■ Directives ■
(a) Can you copy the student loan passage word for word, starting at "Student Loan Rules" and ending at "not be true."?
(b) Could you carry on the passage about repaying student debt with an inheritance from where it stops?

My grandfather passed away at the ripe old age of 94 a few months ago. I’ve inherited from him enough money to pay off my student debt, about £50,000.

I know this would be a sensible thing to do, but given the advantageous way student debt repayment is managed, I’m not sure if it is the best course. Also, this is the most money I’ve ever seen in one place.

For clarity, I only pay back 9% of my earnings above £21,000. So if I go into a graduate job at £25,000 per year, I would only pay back £360 debt.

However, the debt increases with “Inflation plus up to 3%”, so I’m not sure at all which method is better.

 

 

Student Loan Rules

You are right to mention that you only pay back 9% of your earnings above £21,000. You are also right to note that the interest rate on student loans (for post 2012 loans) is between RPI (if you earn less than £21,000) rising slowly up to RPI + 3% if you earn over £41,000.

Therefore, your decision to repay will depend on a couple of things:

  1. The current RPI
  2. The return you can earn on your money

It will only be beneficial repaying this loan is you either have no other debts with higher interest, or you think you cannot earn more than the interest rate elsewhere. For 99% of people, both of these will not be true.

 

Comparison To Other Debts – Mortgage

Let’s start with other debts, as this is currently the toughest. Normally, people buy houses to live in. When they do, they take out a mortgage. Mortgage rates are currently at the lowest rates in history. Currently , if you took out a mortgage, you would probably have an interest rate of around 2-3%. Therefore, with RPI currently at 1.3% per annum, your student loan would be cheaper than this if you are earning £21,000 or less, more expensive if you are earning £41,000 or more, and tight if you are in the range between.

■ Material ■
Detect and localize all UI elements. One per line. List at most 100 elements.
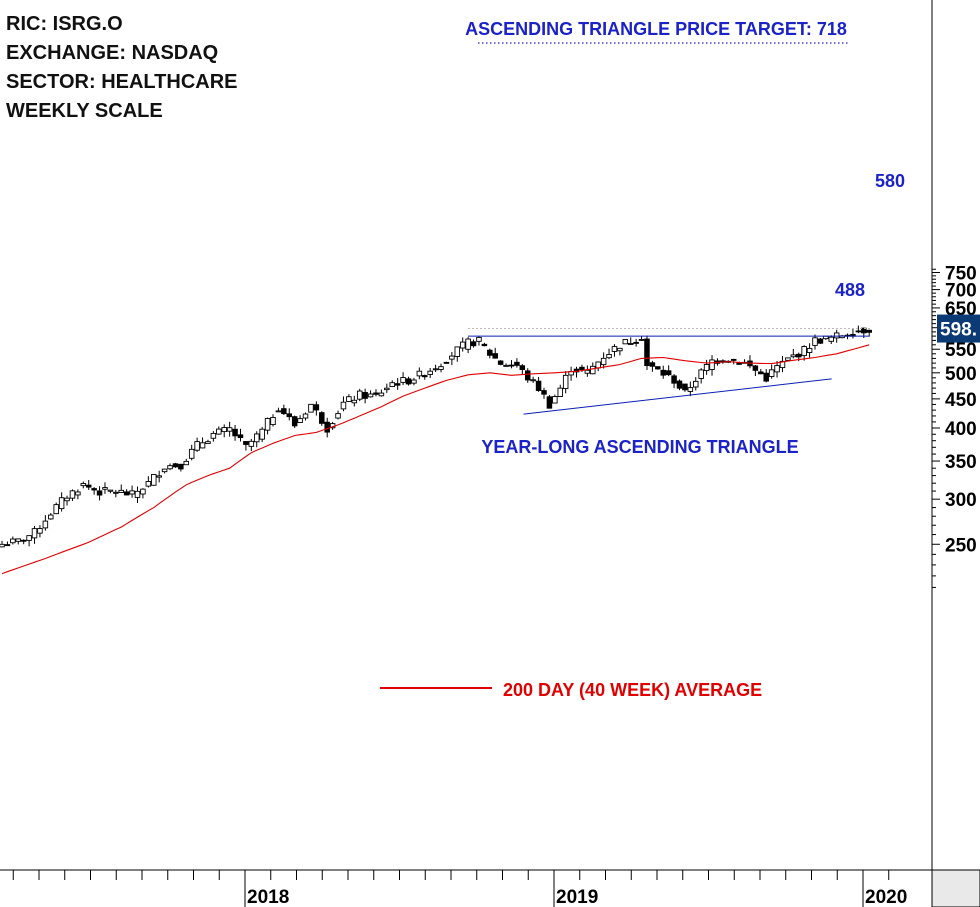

■ Responses by task ■
(a)
Student Loan Rules

You are right to mention that you only pay back 9% of your earnings above £21,000. You are also right to note that the interest rate on student loans (for post 2012 loans) is between RPI (if you earn less than £21,000) rising slowly up to RPI + 3% if you earn over £41,000.

Therefore, your decision to repay will depend on a couple of things:

  1. The current RPI
  2. The return you can earn on your money

It will only be beneficial repaying this loan is you either have no other debts with higher interest, or you think you cannot earn more than the interest rate elsewhere. For 99% of people, both of these will not be true.

(b)
In this comparison, it’s often tough to pick a winner, but remember that the student loan repayment terms are very favourable, which makes them better if something disastrous occurred. For example, if you lost your job, you wouldn’t have to make repayments against your student loan. However, if you had a mortgage, you would still need to make your mortgage repayment.

Therefore, based on this alone, I’d usually encourage people not to repay their student loans if they intend to take out a mortgage.

 

What Could You Earn Elsewhere?

However, the main decider for me comes with “what you could earn elsewhere”. As long as you can earn an interest rate (after tax) greater than the RPI + % that you are paying on your student loan, you are effectively in a position of arbitrage where you are earning more on your investments than you are repaying on your debt.

With savings rates and current account rates currently as they are, you can earn guaranteed returns of higher than your debt repayment amounts. If you extend this to investing in higher risk assets (such as stocks & shares) then your returns will be even higher.

So, as it stands, I would not repay the student loans with your grandfather’s inheritance. However, this decision may change in the future depending on RPI rates, savings/investing rates and any other changes to student loans enforced by government policy.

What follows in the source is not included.